### Work required
Leave every picture out and write out the records below exactly.

[Saved entries]
-- -- --
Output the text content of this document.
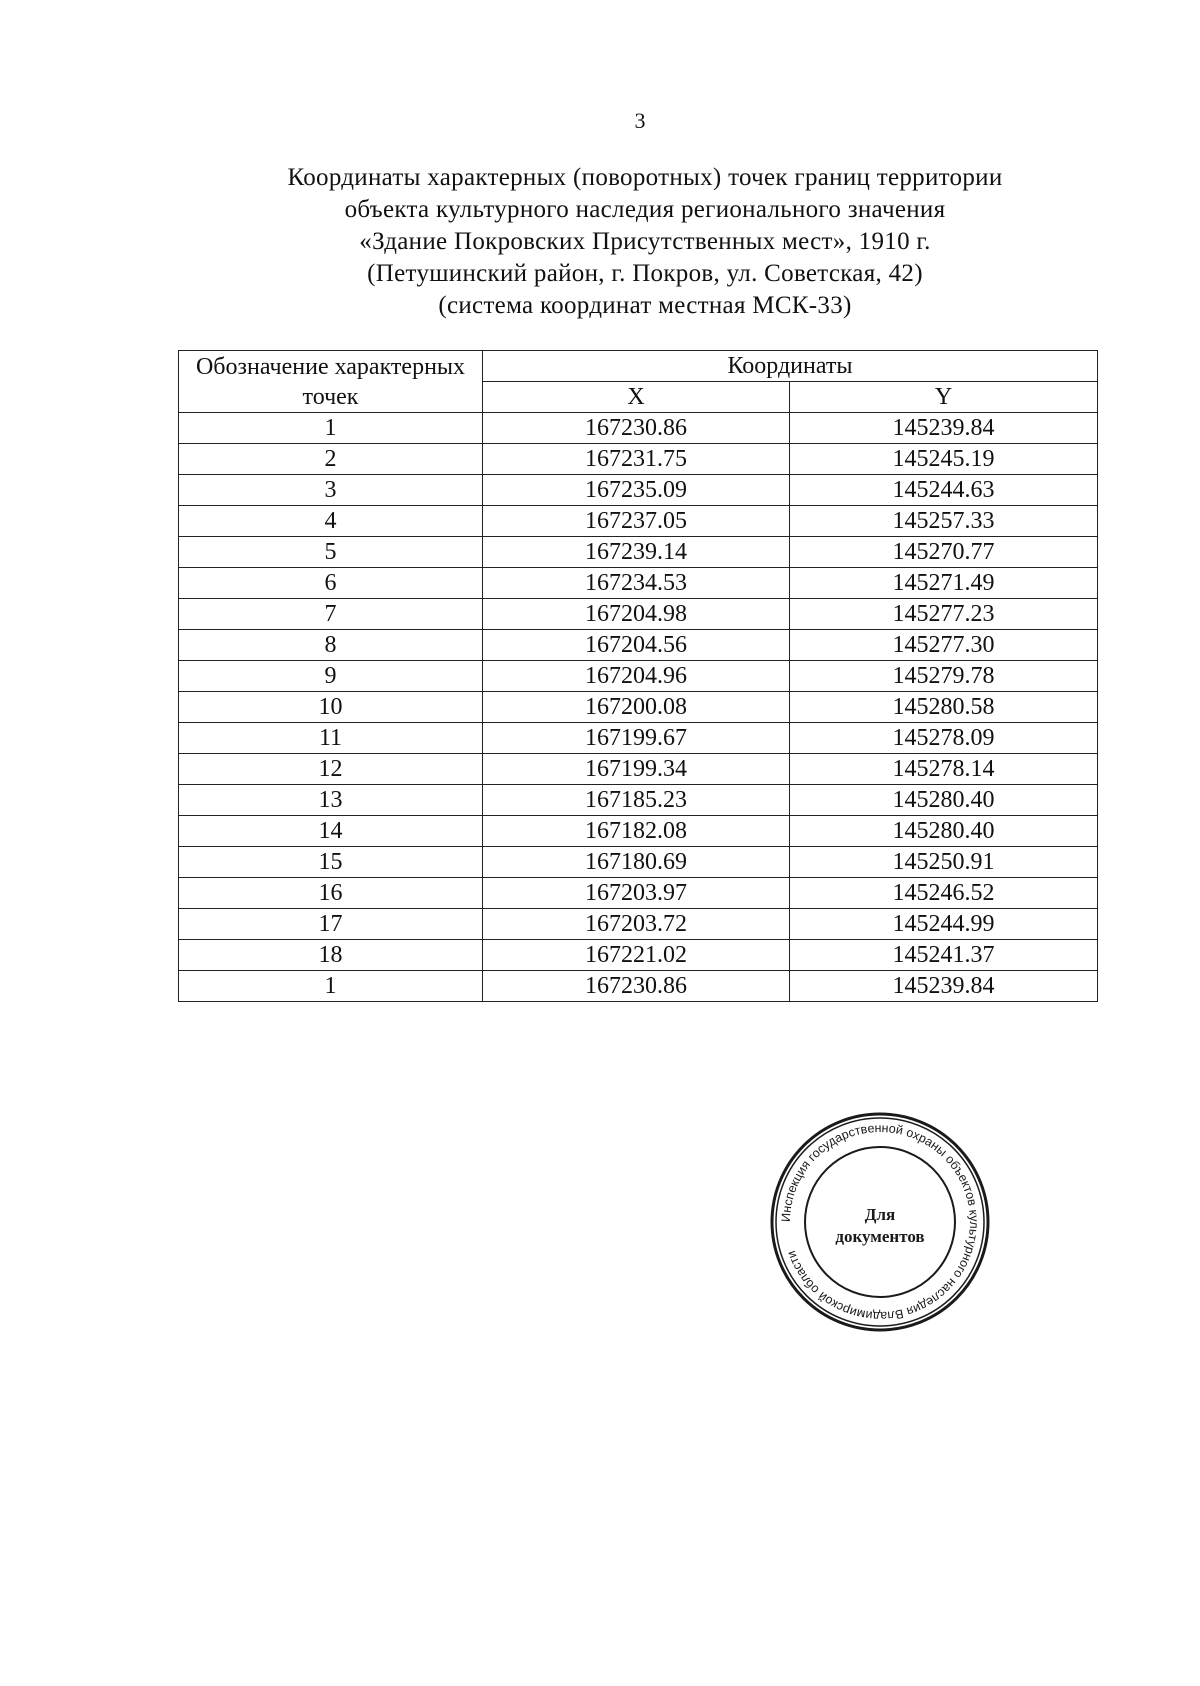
3
Координаты характерных (поворотных) точек границ территории
объекта культурного наследия регионального значения
«Здание Покровских Присутственных мест», 1910 г.
(Петушинский район, г. Покров, ул. Советская, 42)
(система координат местная МСК-33)
Обозначение характерных точек	Координаты	
	X	Y
1	167230.86	145239.84
2	167231.75	145245.19
3	167235.09	145244.63
4	167237.05	145257.33
5	167239.14	145270.77
6	167234.53	145271.49
7	167204.98	145277.23
8	167204.56	145277.30
9	167204.96	145279.78
10	167200.08	145280.58
11	167199.67	145278.09
12	167199.34	145278.14
13	167185.23	145280.40
14	167182.08	145280.40
15	167180.69	145250.91
16	167203.97	145246.52
17	167203.72	145244.99
18	167221.02	145241.37
1	167230.86	145239.84
Инспекция государственной охраны объектов культурного наследия Владимирской области
Для
документов
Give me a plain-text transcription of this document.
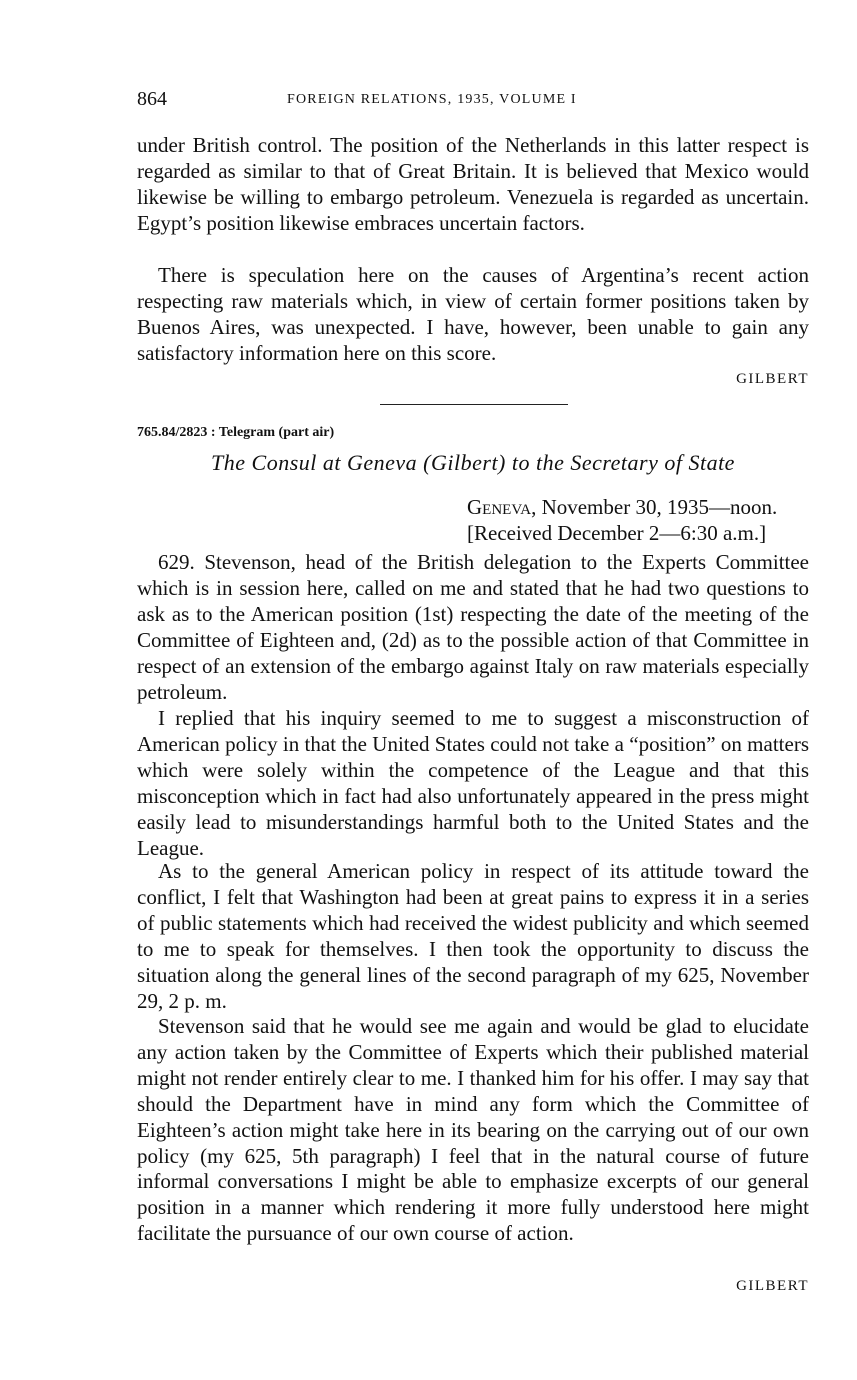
864	FOREIGN RELATIONS, 1935, VOLUME I

under British control. The position of the Netherlands in this latter respect is regarded as similar to that of Great Britain. It is believed that Mexico would likewise be willing to embargo petroleum. Venezuela is regarded as uncertain. Egypt’s position likewise embraces uncertain factors.

There is speculation here on the causes of Argentina’s recent action respecting raw materials which, in view of certain former positions taken by Buenos Aires, was unexpected. I have, however, been unable to gain any satisfactory information here on this score.

GILBERT
765.84/2823 : Telegram (part air)
The Consul at Geneva (Gilbert) to the Secretary of State
Geneva, November 30, 1935—noon.
[Received December 2—6:30 a.m.]

629. Stevenson, head of the British delegation to the Experts Committee which is in session here, called on me and stated that he had two questions to ask as to the American position (1st) respecting the date of the meeting of the Committee of Eighteen and, (2d) as to the possible action of that Committee in respect of an extension of the embargo against Italy on raw materials especially petroleum.

I replied that his inquiry seemed to me to suggest a misconstruction of American policy in that the United States could not take a “position” on matters which were solely within the competence of the League and that this misconception which in fact had also unfortunately appeared in the press might easily lead to misunderstandings harmful both to the United States and the League.

As to the general American policy in respect of its attitude toward the conflict, I felt that Washington had been at great pains to express it in a series of public statements which had received the widest publicity and which seemed to me to speak for themselves. I then took the opportunity to discuss the situation along the general lines of the second paragraph of my 625, November 29, 2 p. m.

Stevenson said that he would see me again and would be glad to elucidate any action taken by the Committee of Experts which their published material might not render entirely clear to me. I thanked him for his offer. I may say that should the Department have in mind any form which the Committee of Eighteen’s action might take here in its bearing on the carrying out of our own policy (my 625, 5th paragraph) I feel that in the natural course of future informal conversations I might be able to emphasize excerpts of our general position in a manner which rendering it more fully understood here might facilitate the pursuance of our own course of action.

GILBERT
-- -- --
### Expected output
Output the text content of this document.
3
Координаты характерных (поворотных) точек границ территории
объекта культурного наследия регионального значения
«Здание Покровских Присутственных мест», 1910 г.
(Петушинский район, г. Покров, ул. Советская, 42)
(система координат местная МСК-33)
Обозначение характерных точек	Координаты	
	X	Y
1	167230.86	145239.84
2	167231.75	145245.19
3	167235.09	145244.63
4	167237.05	145257.33
5	167239.14	145270.77
6	167234.53	145271.49
7	167204.98	145277.23
8	167204.56	145277.30
9	167204.96	145279.78
10	167200.08	145280.58
11	167199.67	145278.09
12	167199.34	145278.14
13	167185.23	145280.40
14	167182.08	145280.40
15	167180.69	145250.91
16	167203.97	145246.52
17	167203.72	145244.99
18	167221.02	145241.37
1	167230.86	145239.84
Инспекция государственной охраны объектов культурного наследия Владимирской области
Для
документов
Give me a plain-text transcription of this document.
864	FOREIGN RELATIONS, 1935, VOLUME I

under British control. The position of the Netherlands in this latter respect is regarded as similar to that of Great Britain. It is believed that Mexico would likewise be willing to embargo petroleum. Venezuela is regarded as uncertain. Egypt’s position likewise embraces uncertain factors.

There is speculation here on the causes of Argentina’s recent action respecting raw materials which, in view of certain former positions taken by Buenos Aires, was unexpected. I have, however, been unable to gain any satisfactory information here on this score.

GILBERT
765.84/2823 : Telegram (part air)
The Consul at Geneva (Gilbert) to the Secretary of State
Geneva, November 30, 1935—noon.
[Received December 2—6:30 a.m.]

629. Stevenson, head of the British delegation to the Experts Committee which is in session here, called on me and stated that he had two questions to ask as to the American position (1st) respecting the date of the meeting of the Committee of Eighteen and, (2d) as to the possible action of that Committee in respect of an extension of the embargo against Italy on raw materials especially petroleum.

I replied that his inquiry seemed to me to suggest a misconstruction of American policy in that the United States could not take a “position” on matters which were solely within the competence of the League and that this misconception which in fact had also unfortunately appeared in the press might easily lead to misunderstandings harmful both to the United States and the League.

As to the general American policy in respect of its attitude toward the conflict, I felt that Washington had been at great pains to express it in a series of public statements which had received the widest publicity and which seemed to me to speak for themselves. I then took the opportunity to discuss the situation along the general lines of the second paragraph of my 625, November 29, 2 p. m.

Stevenson said that he would see me again and would be glad to elucidate any action taken by the Committee of Experts which their published material might not render entirely clear to me. I thanked him for his offer. I may say that should the Department have in mind any form which the Committee of Eighteen’s action might take here in its bearing on the carrying out of our own policy (my 625, 5th paragraph) I feel that in the natural course of future informal conversations I might be able to emphasize excerpts of our general position in a manner which rendering it more fully understood here might facilitate the pursuance of our own course of action.

GILBERT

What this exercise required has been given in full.